(Saved entries)
........

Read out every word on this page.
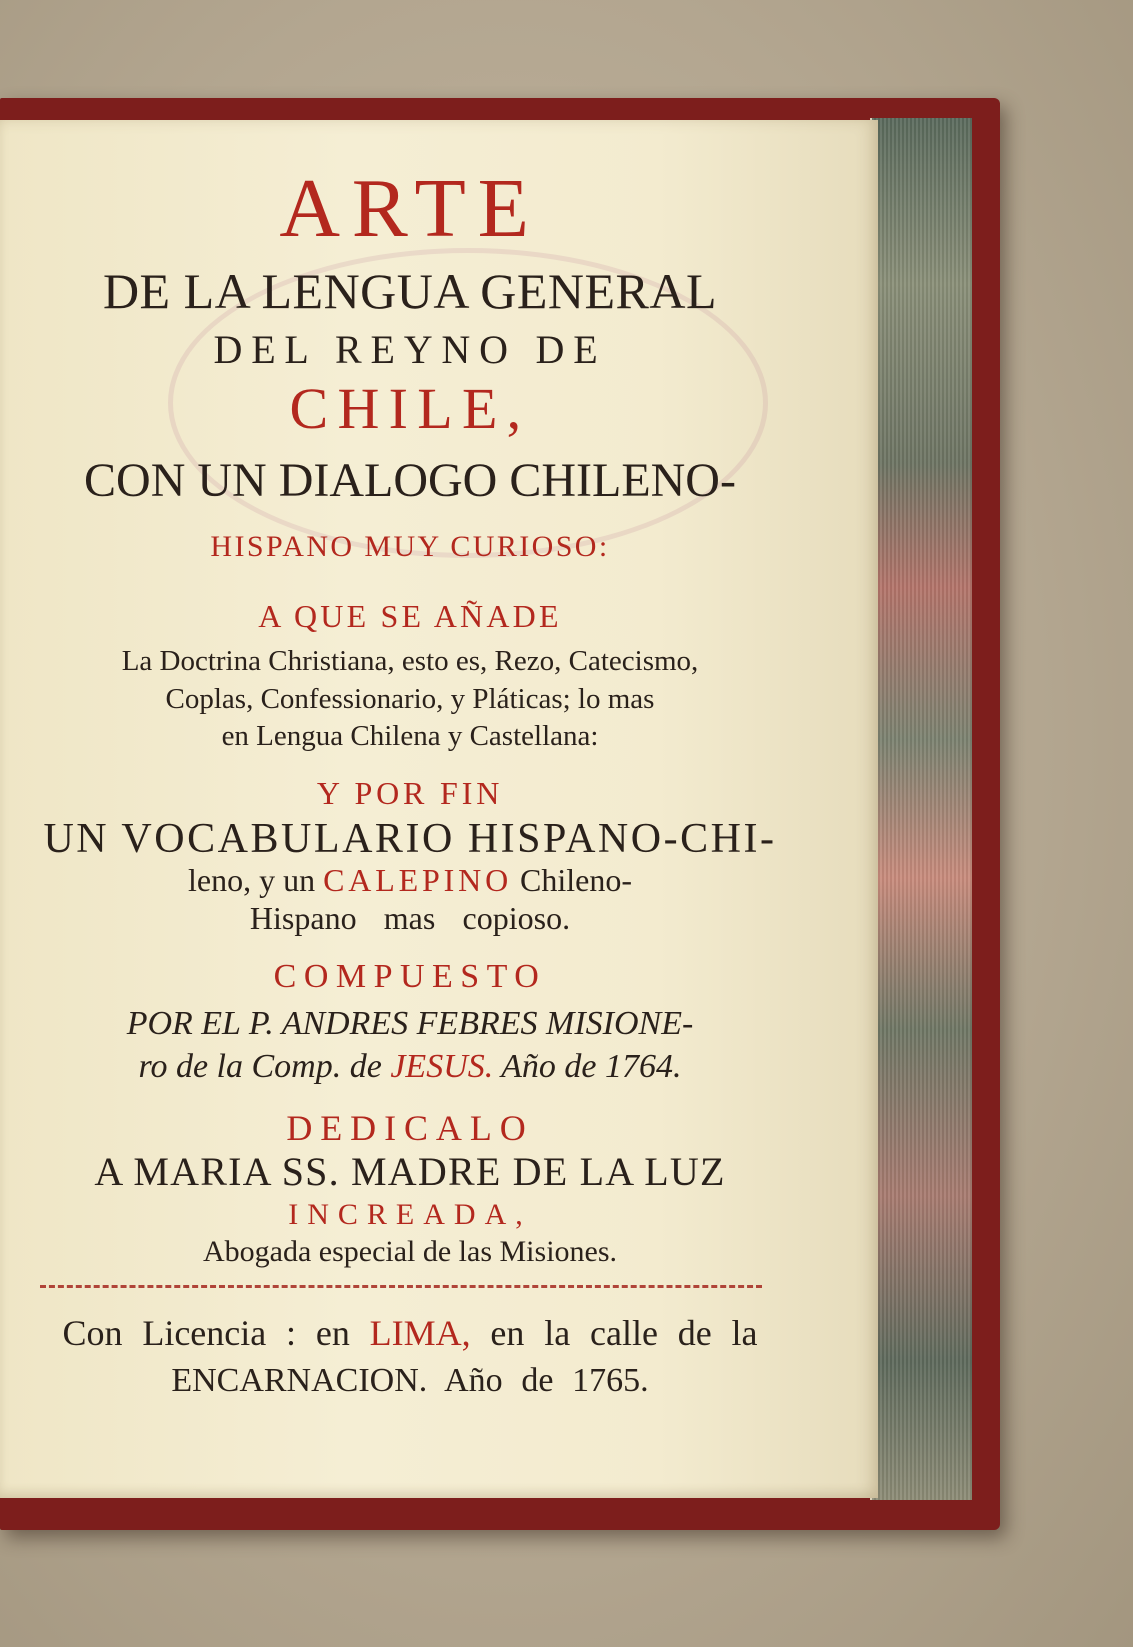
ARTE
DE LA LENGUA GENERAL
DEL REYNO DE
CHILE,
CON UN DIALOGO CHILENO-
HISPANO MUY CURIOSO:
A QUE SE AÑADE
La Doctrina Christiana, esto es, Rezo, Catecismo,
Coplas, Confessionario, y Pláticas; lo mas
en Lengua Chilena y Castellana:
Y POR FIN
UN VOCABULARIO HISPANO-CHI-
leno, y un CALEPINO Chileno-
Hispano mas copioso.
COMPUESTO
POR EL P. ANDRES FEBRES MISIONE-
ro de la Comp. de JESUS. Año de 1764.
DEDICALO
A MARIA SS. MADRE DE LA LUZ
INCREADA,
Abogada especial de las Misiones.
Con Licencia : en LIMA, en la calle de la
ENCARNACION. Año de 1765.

........

*EXERCISE BRIEF*
Repeat the data in full and exactly. Omit pictures.

*WRITTEN RESPONSE*
Read out every word on this page.
ARTE
DE LA LENGUA GENERAL
DEL REYNO DE
CHILE,
CON UN DIALOGO CHILENO-
HISPANO MUY CURIOSO:
A QUE SE AÑADE
La Doctrina Christiana, esto es, Rezo, Catecismo,
Coplas, Confessionario, y Pláticas; lo mas
en Lengua Chilena y Castellana:
Y POR FIN
UN VOCABULARIO HISPANO-CHI-
leno, y un CALEPINO Chileno-
Hispano mas copioso.
COMPUESTO
POR EL P. ANDRES FEBRES MISIONE-
ro de la Comp. de JESUS. Año de 1764.
DEDICALO
A MARIA SS. MADRE DE LA LUZ
INCREADA,
Abogada especial de las Misiones.
Con Licencia : en LIMA, en la calle de la
ENCARNACION. Año de 1765.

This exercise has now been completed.